To do: Wherever "году" appears in a line, list that line.

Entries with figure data
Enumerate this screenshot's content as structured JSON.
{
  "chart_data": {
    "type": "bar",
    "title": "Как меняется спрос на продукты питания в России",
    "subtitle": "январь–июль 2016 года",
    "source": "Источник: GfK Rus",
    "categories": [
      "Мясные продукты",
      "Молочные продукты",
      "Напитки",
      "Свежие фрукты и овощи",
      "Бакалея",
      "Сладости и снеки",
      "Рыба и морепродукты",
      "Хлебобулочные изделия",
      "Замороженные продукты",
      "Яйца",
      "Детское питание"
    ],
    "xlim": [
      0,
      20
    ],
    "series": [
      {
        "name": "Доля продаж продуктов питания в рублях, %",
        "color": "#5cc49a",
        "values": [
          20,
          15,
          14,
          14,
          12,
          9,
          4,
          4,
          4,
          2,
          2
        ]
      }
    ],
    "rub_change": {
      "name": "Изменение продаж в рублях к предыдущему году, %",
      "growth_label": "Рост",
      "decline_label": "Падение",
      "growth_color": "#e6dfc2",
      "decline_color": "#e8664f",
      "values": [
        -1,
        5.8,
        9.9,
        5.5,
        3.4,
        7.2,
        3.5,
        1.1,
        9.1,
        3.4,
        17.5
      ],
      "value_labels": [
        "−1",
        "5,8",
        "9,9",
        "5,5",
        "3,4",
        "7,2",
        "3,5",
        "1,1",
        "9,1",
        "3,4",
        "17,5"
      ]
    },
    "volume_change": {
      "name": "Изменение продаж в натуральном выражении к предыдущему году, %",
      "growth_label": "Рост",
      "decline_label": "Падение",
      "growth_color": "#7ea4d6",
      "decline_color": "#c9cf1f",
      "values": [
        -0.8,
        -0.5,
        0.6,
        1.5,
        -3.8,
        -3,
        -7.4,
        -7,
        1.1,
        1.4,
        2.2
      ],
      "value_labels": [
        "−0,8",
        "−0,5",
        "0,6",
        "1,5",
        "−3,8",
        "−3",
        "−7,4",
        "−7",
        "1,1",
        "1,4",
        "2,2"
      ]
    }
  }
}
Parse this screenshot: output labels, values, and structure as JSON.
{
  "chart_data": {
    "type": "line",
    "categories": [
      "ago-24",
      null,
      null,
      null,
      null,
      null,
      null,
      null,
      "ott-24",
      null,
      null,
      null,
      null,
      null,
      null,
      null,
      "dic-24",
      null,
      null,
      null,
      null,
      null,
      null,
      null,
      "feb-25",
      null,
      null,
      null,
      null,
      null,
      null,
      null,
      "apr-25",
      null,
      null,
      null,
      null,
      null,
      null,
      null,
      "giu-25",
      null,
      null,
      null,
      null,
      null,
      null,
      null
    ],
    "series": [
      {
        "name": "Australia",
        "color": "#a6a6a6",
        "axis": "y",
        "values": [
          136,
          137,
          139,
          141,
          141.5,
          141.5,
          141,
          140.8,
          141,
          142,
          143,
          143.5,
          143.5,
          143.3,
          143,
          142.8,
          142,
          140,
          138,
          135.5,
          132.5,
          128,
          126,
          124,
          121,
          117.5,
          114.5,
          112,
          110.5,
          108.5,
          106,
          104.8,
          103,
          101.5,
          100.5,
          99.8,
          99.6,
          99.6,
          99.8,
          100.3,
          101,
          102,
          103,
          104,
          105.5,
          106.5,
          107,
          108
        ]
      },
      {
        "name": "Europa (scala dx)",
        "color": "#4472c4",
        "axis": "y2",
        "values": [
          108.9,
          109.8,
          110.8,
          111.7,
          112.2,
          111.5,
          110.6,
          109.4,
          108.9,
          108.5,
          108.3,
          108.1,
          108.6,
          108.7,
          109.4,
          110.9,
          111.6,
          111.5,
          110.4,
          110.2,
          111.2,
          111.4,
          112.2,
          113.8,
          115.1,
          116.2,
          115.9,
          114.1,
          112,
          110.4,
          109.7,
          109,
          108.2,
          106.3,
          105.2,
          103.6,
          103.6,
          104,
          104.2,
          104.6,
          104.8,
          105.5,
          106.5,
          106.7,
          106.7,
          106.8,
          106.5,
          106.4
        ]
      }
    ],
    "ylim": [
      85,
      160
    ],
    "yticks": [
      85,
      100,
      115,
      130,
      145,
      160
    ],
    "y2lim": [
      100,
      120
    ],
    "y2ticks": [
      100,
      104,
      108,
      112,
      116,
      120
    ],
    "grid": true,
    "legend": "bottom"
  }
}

Written answer:
      "name": "Изменение продаж в рублях к предыдущему году, %",
      "name": "Изменение продаж в натуральном выражении к предыдущему году, %",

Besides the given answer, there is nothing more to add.